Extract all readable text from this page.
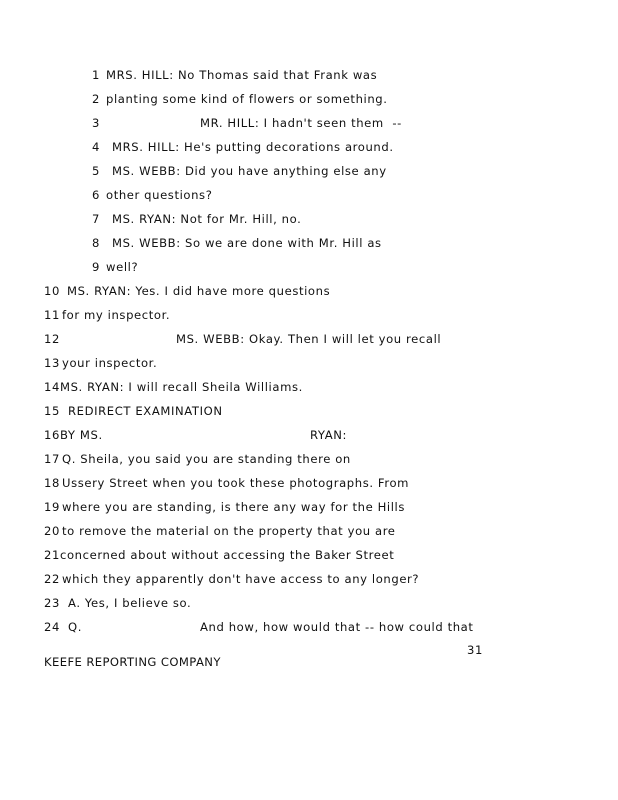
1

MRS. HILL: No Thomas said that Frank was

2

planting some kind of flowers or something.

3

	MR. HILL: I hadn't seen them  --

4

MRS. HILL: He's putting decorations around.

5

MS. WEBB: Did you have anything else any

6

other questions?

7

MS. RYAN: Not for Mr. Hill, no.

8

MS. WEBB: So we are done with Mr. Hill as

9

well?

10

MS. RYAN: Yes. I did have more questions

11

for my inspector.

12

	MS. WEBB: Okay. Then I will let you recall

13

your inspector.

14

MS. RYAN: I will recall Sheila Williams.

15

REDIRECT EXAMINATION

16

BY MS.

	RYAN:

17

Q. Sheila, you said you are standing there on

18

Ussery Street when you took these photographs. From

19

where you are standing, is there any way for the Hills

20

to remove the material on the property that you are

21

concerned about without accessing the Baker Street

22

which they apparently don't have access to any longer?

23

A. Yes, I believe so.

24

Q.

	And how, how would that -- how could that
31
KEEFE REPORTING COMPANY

• Exercise
Output a faithful copy of the data, with each picture left out.

• Finished exercise
Extract all readable text from this page.
1

MRS. HILL: No Thomas said that Frank was

2

planting some kind of flowers or something.

3

	MR. HILL: I hadn't seen them  --

4

MRS. HILL: He's putting decorations around.

5

MS. WEBB: Did you have anything else any

6

other questions?

7

MS. RYAN: Not for Mr. Hill, no.

8

MS. WEBB: So we are done with Mr. Hill as

9

well?

10

MS. RYAN: Yes. I did have more questions

11

for my inspector.

12

	MS. WEBB: Okay. Then I will let you recall

13

your inspector.

14

MS. RYAN: I will recall Sheila Williams.

15

REDIRECT EXAMINATION

16

BY MS.

	RYAN:

17

Q. Sheila, you said you are standing there on

18

Ussery Street when you took these photographs. From

19

where you are standing, is there any way for the Hills

20

to remove the material on the property that you are

21

concerned about without accessing the Baker Street

22

which they apparently don't have access to any longer?

23

A. Yes, I believe so.

24

Q.

	And how, how would that -- how could that
31
KEEFE REPORTING COMPANY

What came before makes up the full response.